Go through the material and pull out every line with the string "heading" in it.
※
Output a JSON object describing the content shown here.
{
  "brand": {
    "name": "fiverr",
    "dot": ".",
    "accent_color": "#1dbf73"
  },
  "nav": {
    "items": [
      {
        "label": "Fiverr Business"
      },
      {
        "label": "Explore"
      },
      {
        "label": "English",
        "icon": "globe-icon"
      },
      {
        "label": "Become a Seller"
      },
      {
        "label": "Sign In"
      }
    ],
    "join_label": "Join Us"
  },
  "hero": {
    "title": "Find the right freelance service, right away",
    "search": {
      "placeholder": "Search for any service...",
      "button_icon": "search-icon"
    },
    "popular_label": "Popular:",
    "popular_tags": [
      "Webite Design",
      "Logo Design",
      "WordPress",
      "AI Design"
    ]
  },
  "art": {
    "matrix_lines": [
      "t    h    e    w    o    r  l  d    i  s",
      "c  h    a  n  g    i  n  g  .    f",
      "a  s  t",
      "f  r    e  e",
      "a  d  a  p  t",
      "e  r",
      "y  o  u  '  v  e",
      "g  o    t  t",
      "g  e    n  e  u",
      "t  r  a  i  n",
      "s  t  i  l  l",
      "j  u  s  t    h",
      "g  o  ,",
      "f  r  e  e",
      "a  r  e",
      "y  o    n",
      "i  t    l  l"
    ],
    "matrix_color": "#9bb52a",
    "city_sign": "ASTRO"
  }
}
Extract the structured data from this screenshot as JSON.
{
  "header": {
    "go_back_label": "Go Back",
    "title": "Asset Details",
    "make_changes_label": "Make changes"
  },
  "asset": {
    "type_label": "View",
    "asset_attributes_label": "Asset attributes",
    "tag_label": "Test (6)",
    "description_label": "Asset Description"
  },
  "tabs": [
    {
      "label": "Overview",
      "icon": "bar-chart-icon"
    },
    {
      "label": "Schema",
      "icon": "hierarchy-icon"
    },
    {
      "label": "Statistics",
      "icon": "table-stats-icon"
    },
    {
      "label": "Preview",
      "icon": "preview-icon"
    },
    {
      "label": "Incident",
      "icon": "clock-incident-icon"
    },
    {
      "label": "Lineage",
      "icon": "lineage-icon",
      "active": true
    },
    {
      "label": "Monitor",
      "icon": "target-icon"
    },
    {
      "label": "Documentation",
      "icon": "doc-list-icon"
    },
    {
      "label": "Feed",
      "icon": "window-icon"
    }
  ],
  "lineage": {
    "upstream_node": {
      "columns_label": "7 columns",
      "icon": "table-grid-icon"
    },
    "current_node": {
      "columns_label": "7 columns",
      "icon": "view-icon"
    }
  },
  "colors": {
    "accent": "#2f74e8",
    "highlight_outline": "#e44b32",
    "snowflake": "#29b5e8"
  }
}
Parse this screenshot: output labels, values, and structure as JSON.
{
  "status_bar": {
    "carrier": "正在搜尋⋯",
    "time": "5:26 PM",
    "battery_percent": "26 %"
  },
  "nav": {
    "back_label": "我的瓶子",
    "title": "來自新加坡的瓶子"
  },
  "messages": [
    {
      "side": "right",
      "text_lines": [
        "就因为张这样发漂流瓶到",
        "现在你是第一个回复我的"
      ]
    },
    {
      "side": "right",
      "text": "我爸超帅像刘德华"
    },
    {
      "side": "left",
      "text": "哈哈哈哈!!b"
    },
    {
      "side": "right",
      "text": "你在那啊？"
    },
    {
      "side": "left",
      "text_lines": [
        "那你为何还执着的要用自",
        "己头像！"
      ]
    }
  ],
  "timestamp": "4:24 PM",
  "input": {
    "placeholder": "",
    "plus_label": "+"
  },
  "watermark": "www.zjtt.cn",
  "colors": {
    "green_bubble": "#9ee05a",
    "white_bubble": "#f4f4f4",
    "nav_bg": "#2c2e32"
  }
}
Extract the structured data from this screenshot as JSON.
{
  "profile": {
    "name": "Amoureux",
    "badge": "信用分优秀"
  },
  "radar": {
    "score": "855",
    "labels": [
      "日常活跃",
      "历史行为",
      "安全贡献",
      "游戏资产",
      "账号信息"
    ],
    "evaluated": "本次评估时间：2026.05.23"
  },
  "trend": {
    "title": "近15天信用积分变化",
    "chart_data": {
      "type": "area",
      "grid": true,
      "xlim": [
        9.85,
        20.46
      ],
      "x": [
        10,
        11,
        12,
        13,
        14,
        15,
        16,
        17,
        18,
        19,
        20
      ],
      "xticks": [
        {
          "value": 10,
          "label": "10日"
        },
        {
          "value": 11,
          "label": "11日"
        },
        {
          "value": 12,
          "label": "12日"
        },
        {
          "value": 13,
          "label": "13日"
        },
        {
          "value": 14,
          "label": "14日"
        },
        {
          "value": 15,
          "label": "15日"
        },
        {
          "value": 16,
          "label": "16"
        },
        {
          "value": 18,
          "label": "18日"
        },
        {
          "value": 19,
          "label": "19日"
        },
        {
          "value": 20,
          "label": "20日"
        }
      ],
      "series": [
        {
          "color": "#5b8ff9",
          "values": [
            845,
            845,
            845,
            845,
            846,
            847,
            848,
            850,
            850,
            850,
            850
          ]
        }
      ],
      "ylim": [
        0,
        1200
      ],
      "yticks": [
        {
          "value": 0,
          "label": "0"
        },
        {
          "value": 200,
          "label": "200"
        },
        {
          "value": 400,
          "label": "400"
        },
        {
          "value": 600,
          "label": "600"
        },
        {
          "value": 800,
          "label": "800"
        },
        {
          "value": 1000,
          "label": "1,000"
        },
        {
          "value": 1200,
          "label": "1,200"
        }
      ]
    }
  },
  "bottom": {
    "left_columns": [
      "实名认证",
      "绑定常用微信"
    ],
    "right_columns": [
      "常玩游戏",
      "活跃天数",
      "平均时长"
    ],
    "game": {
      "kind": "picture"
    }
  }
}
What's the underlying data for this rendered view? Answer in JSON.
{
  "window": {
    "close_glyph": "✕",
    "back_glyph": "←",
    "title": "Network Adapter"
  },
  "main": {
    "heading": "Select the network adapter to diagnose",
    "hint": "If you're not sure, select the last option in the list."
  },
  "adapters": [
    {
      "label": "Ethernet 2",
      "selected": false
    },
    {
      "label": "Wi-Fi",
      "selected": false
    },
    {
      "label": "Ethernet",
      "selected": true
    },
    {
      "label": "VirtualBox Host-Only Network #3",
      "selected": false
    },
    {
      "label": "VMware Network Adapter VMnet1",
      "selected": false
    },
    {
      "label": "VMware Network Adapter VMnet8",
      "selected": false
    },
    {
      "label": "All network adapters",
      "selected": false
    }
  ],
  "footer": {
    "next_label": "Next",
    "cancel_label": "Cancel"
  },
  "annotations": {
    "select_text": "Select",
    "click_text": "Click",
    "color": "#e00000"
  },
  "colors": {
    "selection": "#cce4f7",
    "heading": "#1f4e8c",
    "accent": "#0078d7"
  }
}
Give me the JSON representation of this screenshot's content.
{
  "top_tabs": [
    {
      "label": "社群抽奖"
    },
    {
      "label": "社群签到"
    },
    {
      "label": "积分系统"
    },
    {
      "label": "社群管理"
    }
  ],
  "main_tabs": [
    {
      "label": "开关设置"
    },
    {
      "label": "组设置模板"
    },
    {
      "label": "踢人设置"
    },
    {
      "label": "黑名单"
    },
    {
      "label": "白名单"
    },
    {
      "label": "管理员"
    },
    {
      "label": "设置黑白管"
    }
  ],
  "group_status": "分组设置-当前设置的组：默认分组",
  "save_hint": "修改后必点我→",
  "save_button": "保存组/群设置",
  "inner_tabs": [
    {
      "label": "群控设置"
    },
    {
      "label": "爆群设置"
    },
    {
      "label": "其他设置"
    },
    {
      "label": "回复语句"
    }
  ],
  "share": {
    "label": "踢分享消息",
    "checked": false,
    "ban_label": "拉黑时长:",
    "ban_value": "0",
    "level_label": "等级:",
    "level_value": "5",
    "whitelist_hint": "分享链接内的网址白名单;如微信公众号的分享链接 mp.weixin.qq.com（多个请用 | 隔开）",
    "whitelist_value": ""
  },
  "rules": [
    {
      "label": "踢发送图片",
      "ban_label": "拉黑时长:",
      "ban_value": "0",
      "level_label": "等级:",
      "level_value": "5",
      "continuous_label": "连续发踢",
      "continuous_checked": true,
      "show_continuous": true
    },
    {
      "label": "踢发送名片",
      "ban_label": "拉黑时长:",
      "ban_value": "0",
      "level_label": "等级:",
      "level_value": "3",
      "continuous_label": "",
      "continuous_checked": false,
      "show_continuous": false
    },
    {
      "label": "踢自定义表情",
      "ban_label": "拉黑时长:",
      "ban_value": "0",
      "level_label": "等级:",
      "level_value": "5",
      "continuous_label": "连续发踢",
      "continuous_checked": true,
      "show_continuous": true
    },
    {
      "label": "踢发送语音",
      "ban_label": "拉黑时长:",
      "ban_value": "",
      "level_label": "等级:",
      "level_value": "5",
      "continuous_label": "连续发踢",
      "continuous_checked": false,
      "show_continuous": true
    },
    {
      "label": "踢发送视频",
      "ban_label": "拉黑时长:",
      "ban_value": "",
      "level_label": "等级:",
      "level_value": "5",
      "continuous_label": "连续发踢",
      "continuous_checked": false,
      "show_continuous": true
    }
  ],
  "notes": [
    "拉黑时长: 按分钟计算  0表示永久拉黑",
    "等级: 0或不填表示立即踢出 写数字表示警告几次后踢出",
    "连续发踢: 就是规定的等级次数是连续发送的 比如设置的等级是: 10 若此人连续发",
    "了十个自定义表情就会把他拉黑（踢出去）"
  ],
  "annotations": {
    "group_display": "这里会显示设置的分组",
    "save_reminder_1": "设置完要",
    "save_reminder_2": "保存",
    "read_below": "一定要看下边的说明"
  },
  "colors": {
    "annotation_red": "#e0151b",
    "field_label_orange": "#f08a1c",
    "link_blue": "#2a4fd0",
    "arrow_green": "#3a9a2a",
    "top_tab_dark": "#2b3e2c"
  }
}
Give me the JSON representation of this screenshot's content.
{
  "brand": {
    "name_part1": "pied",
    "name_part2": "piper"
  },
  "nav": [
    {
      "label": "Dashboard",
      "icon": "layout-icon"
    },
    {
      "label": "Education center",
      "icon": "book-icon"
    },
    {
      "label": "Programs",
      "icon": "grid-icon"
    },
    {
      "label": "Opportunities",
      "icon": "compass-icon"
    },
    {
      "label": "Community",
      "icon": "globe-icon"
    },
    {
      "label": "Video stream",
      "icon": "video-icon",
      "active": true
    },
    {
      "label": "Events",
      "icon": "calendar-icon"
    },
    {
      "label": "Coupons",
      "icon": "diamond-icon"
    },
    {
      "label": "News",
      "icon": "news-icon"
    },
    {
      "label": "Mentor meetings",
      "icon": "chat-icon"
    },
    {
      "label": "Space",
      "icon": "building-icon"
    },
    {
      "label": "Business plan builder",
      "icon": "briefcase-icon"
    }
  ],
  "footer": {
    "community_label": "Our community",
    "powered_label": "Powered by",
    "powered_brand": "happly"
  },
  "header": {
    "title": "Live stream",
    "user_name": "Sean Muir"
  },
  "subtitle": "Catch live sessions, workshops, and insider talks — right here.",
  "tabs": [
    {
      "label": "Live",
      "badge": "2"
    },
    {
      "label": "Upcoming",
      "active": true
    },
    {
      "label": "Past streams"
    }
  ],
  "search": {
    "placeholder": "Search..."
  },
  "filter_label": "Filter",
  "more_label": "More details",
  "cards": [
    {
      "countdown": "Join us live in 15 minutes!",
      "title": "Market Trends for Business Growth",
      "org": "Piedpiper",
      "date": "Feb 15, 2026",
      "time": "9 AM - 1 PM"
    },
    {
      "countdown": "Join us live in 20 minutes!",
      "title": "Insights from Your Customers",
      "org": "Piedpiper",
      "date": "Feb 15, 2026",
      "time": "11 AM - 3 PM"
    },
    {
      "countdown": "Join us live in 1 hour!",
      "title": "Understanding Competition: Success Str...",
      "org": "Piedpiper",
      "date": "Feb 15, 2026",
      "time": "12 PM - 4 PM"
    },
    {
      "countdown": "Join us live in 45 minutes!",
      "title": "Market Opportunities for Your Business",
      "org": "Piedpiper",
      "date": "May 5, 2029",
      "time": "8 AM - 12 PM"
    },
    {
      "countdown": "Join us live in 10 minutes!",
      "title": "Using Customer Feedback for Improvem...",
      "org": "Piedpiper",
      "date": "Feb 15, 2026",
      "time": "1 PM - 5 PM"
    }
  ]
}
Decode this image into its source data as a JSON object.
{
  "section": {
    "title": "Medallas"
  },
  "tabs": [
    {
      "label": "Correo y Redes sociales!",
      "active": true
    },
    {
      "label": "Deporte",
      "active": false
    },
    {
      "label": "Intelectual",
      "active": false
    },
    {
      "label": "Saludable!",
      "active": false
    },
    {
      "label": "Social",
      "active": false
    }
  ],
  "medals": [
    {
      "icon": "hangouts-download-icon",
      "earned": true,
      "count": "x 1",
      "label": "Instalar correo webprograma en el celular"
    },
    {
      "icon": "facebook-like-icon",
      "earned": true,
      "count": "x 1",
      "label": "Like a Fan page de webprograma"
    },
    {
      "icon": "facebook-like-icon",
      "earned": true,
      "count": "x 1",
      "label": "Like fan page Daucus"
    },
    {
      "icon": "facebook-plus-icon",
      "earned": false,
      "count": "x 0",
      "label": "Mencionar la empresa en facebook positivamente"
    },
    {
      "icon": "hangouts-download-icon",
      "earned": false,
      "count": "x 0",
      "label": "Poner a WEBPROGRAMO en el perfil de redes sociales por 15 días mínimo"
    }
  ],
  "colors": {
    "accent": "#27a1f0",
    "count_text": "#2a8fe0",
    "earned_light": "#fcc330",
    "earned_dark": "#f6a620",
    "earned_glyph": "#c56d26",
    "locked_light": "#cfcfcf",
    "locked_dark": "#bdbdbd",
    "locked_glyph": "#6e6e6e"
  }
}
※
» Output of the exercise:
    "heading": "Select the network adapter to diagnose",
    "heading": "#1f4e8c",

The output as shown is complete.